+++ Petikan Bacaan +++

Kisah Wartawan Pemenang Pulitzer yang Ditahan Tentara Khadafi
Jumat, 8 April 2011 13:40 WIB
TEMPO Interaktif, Oklahoma City - Anthony Shadid mengaku menyesal tetap bertahan di Libya. Wartawan pemenang hadiah Pulitzer ini ditahan oleh pasukan yang setia kepada Moammar Kadhafi, mengungkapkan rasa bersalah karena memutuskan untuk bertahan di kota Libya hingga menyebabkan supirnya yang masih muda tewas.
Kamis lalu, Shadid yang menjadi Kepala Biro New York Times di Beirut ini secara emosional menjelaskan kepada audiens di Oklahoma City, bagaimana dia dan tiga rekannya dipukuli dan diancam pada tanggal 15 Maret ketika mereka melaju ke pos pemeriksaan yang dijaga oleh pasukan Kadhafi.
Shadid, bersama reporter sekaligus videografer Lynsey Addario, dan fotografer Tyler Hicks dan Stephen Farrell ditarik keluar mobil dan disekap selama enam hari. Tapi sopir mereka, Mohammed Shaglouf, 21 tahun, tak terlihat sejak penangkapan itu.
Shadid, yang pernah menjadi kepala biro di Kairo untuk The Associated Press dan dua kali memenangkan Hadiah Pulitzer untuk liputan perangnya, mengatakan bahwa ia telah menelpon ayahnya, Buddy, pada malam sebelum ia ditahan. Dia sempat diperingatkan untuk tidak kembali ke daerah tersebut. "Mungkin sedikit angkuh atau sombong, saya berkata, 'Ok ayah saya tahu apa yang saya lakukan.. Aku sudah pernah dalam situasi seperti ini sebelumnya.'"

+++ Bahan yang Tersedia +++

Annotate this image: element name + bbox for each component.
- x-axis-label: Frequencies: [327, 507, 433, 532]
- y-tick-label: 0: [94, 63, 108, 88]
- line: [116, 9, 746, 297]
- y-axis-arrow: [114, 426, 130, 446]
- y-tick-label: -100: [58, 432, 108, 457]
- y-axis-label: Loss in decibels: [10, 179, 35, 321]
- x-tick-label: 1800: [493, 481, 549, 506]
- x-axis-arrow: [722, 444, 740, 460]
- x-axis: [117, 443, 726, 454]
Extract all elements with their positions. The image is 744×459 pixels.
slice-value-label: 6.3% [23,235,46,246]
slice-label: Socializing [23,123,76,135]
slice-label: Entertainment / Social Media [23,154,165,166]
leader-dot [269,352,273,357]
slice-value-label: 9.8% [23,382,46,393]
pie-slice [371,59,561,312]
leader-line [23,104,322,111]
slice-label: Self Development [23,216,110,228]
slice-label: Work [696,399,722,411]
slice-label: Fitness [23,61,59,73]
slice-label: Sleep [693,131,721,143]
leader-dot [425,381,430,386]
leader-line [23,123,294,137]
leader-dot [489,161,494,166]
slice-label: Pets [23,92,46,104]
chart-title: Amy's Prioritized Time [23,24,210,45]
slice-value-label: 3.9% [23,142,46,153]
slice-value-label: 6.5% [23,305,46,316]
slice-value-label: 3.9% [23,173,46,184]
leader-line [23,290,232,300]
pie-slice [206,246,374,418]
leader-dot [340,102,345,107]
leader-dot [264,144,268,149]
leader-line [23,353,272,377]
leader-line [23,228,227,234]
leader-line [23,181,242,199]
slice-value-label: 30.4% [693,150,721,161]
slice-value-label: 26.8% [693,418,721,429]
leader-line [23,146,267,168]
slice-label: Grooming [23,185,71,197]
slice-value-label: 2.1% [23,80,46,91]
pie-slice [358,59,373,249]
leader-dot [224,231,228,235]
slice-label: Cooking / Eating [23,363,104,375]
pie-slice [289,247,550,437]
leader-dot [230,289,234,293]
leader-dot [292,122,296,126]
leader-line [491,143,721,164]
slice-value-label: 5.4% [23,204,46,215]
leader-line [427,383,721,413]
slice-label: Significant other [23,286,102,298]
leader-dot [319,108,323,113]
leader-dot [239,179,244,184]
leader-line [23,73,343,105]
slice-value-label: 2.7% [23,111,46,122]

+++

— Kumpulan Latihan —
1 – Buat ringkasan berita tentang Anthony Shadid dalam dua kalimat.
2 – Tulis lanjutan berita tentang Anthony Shadid setelah kalimat terakhirnya.

— Jawaban Latihan —
1 – Anthony Shadid, wartawan pemenang Pulitzer dan Kepala Biro New York Times di Beirut, mengaku menyesal tetap bertahan di Libya dan merasa bersalah atas tewasnya sopirnya yang masih muda. Pada 15 Maret, ia bersama Lynsey Addario, Tyler Hicks, dan Stephen Farrell dipukuli, diancam, dan disekap enam hari oleh pasukan Kadhafi di sebuah pos pemeriksaan, padahal malam sebelumnya ayahnya sempat memperingatkannya agar tidak kembali ke daerah itu.

2 –
Shadid berbicara di depan lusinan orang di Oklahoma City National Memorial and Museum. "Saya kira pada beberapa tingkat saya merasa bahwa jika aku tidak bercerita, maka cerita ini tidak akan pernah diberitakan."
Shadid mengatakan bahwa dia yakin bahwa pertempuran di Ajdabiya, yang terletak di Libya bagian timur, akan menjadi "yang menentukan dan penting." Para pemberontak berusaha melawan pemerintahan Kadhafi selama empat dekade di negara itu. "Saya pikir saya sudah cukup untuk cerita yang panjang sebelumnya, tetapi seperti ada sesuatu yang membuat saya harus bertahan."
Setelah wawancara dengan dokter, pasien, penduduk, dan pejuang di garis depan, Shadid datang ke pos pemeriksaan sebelum menyadari bahwa yang dihadapi adalah tentara Khadafi, bukan pemberontak. Saat itu, Shaglouf, sopir muda itu, mengatakan bahwa mereka adalah wartawan, sejurus kemudian semua penumpang ditarik keluar dari mobil.
Mendadak terjadi baku tembak di sekitar mereka dan mereka melarikan diri di belakang beton gudang. Setelah itu, Shadid berbicara kepada para prajurit dalam bahasa Arab.Namun, prajurit itu tidak bisa membantu karena mereka percaya Shadid adalah mata-mata. Mereka kemudian memaksa rombongan tiarap di tanah. "Ketika mereka menyuruh tiarap, maka anda berharap ditembak di kepala, saat dieksekusi."
Shadid dan rekan lainnya diikat dengan kawat, mata tertutup, dipukul dengan kepalan tangan dan popor senapan serta diancam akan dibunuh. Selama beberapa hari berikutnya, mereka ditahan di sebuah ruangan dengan empat kasur kotor dan dinding penuh grafiti. Mereka diperbolehkan untuk membaca Shakespeare dan kadang-kadang menonton CNN, yang memberitakan penahanan mereka. Kini Shadid lega bisa pulang ke Beirut dan bertemu istrinya, Nada Bakri, dan putri. "Bila Anda khawatir tidak bisa pulang ke rumah, rumah menjadi terasa jauh lebih penting,” katanya sambil senyum.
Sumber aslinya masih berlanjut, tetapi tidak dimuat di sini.